=== Data listing ===

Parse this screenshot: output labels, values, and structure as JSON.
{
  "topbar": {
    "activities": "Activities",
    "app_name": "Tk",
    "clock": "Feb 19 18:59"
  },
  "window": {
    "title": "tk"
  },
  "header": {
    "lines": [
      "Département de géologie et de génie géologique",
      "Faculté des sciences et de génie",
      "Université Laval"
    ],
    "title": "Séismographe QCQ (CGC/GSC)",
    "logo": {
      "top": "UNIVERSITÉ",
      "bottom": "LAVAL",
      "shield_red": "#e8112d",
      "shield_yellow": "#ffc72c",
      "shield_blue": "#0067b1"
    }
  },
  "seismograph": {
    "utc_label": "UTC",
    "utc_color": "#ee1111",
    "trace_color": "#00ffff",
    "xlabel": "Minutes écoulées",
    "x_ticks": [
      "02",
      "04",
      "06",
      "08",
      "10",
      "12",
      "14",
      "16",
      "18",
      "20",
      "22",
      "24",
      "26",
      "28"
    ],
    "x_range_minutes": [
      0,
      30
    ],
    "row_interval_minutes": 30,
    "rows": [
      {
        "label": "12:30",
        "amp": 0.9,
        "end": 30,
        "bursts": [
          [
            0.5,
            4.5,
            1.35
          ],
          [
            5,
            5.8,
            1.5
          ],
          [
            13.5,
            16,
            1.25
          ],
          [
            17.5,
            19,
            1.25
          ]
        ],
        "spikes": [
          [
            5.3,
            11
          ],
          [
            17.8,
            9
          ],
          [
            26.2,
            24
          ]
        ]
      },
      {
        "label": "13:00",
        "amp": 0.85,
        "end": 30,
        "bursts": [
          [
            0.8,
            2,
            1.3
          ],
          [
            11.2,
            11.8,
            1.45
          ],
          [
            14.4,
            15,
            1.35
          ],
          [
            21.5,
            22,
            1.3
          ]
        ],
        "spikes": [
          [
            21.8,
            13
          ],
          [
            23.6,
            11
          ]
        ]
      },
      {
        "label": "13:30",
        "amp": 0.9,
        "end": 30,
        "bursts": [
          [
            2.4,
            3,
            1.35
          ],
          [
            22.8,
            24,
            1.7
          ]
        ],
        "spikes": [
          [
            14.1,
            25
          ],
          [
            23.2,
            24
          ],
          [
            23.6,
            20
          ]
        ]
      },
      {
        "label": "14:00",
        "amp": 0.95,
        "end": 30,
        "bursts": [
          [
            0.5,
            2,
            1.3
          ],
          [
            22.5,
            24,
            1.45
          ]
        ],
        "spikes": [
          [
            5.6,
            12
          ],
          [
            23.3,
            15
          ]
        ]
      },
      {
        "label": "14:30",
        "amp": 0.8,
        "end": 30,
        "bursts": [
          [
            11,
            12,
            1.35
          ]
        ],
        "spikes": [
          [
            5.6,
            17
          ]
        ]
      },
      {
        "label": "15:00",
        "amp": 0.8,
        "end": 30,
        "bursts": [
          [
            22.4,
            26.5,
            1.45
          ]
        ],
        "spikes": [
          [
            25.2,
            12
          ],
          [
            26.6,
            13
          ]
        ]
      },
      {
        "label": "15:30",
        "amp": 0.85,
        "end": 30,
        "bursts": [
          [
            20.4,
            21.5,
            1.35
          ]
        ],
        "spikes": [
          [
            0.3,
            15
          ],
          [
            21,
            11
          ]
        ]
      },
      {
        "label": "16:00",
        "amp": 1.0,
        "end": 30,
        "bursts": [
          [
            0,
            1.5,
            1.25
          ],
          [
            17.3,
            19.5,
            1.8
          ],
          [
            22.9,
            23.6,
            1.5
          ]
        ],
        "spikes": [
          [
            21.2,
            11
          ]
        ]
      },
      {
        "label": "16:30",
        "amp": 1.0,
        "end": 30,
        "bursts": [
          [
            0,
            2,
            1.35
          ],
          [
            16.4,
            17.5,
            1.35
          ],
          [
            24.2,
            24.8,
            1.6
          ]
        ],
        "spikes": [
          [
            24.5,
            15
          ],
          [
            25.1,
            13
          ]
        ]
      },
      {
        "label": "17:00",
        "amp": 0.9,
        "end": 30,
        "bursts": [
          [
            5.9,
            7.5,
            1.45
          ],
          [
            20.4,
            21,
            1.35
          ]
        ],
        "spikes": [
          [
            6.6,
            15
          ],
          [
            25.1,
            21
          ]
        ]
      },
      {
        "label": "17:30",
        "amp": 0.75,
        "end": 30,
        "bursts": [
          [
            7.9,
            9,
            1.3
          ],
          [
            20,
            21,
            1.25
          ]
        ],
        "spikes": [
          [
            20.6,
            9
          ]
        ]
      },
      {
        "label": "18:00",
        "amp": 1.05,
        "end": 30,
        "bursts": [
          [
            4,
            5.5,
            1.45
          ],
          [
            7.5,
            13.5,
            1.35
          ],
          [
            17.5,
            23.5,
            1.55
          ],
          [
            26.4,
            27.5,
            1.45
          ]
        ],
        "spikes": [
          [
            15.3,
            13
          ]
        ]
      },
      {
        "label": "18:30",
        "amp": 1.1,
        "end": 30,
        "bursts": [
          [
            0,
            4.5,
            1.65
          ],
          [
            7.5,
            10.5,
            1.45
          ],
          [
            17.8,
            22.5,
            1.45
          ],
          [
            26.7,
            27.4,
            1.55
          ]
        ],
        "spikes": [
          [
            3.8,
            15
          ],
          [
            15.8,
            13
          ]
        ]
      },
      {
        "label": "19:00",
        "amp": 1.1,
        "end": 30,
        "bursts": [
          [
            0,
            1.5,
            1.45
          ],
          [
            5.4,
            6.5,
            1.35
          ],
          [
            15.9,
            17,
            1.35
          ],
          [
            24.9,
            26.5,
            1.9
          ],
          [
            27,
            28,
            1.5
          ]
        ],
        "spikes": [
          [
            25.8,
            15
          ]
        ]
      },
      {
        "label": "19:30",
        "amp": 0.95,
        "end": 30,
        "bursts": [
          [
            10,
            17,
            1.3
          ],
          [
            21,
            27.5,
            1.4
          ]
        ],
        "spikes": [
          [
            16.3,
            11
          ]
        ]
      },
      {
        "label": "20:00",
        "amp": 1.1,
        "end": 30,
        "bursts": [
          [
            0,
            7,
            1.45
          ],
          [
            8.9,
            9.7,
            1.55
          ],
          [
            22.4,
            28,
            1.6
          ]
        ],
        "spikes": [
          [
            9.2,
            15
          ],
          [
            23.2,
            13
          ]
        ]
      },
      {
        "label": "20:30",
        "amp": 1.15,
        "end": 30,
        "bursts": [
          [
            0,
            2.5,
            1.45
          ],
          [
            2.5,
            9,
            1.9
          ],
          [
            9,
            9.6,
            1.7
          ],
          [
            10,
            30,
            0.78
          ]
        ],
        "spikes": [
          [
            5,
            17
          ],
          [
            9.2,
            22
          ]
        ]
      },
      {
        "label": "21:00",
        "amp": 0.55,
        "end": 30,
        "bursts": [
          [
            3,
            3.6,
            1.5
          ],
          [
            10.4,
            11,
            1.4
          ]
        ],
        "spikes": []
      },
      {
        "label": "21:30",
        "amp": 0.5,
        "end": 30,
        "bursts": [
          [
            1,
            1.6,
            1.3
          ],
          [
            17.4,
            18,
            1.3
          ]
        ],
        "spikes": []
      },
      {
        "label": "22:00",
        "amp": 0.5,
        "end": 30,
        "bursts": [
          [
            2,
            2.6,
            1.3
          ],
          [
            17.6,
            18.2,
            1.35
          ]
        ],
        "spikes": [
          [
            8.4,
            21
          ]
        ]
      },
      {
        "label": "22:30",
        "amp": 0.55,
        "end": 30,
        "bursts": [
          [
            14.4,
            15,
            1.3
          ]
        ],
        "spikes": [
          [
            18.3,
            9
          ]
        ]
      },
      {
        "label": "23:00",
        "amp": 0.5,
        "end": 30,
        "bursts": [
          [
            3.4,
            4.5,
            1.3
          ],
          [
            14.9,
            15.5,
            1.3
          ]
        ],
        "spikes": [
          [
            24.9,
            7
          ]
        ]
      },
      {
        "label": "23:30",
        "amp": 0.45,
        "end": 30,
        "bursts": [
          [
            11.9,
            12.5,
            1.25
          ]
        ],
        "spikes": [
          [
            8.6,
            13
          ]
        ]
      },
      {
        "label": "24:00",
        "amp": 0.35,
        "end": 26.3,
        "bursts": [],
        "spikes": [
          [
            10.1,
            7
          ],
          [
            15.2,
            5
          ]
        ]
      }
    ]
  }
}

===

> Job
Where does the word "génie" appear in the listing? List each line that holds it.

> Task result
      "Département de géologie et de génie géologique",
      "Faculté des sciences et de génie",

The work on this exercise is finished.